▶ **Task objective**: Reading down the listing below, count the lines where the word "name" shows up, then give only that count.

▶ **Records to use**:
>>
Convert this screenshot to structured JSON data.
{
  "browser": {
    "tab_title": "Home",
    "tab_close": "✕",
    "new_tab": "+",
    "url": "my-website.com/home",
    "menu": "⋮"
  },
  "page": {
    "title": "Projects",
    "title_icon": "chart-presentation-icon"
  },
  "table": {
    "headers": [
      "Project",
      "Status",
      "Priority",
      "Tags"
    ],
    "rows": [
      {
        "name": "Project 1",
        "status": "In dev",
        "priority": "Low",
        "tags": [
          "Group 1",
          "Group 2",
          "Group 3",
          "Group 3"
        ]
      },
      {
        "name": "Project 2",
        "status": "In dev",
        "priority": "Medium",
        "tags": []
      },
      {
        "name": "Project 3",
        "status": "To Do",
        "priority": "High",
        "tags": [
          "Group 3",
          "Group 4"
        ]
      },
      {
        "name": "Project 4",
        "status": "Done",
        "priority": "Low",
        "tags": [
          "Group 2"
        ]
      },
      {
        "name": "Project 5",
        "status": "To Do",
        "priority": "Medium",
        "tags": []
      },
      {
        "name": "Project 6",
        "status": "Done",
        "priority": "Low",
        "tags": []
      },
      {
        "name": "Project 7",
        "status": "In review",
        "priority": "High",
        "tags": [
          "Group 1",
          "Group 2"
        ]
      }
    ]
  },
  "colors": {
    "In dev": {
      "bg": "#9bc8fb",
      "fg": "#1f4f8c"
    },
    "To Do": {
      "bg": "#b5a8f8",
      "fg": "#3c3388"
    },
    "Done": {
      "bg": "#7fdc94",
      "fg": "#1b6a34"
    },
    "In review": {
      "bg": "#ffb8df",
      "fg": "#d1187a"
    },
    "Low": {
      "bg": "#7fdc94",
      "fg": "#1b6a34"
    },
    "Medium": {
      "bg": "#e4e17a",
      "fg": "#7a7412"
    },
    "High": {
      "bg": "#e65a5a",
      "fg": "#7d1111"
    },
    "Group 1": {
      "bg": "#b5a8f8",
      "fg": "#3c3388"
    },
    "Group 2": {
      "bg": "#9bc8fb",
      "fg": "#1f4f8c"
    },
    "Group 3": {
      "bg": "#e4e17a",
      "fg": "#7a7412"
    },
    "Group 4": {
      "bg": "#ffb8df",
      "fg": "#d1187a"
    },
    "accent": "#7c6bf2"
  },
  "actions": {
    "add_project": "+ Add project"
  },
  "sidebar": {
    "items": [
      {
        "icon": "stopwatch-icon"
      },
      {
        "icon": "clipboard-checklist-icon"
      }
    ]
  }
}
<<
▶ **Result of this task**: 7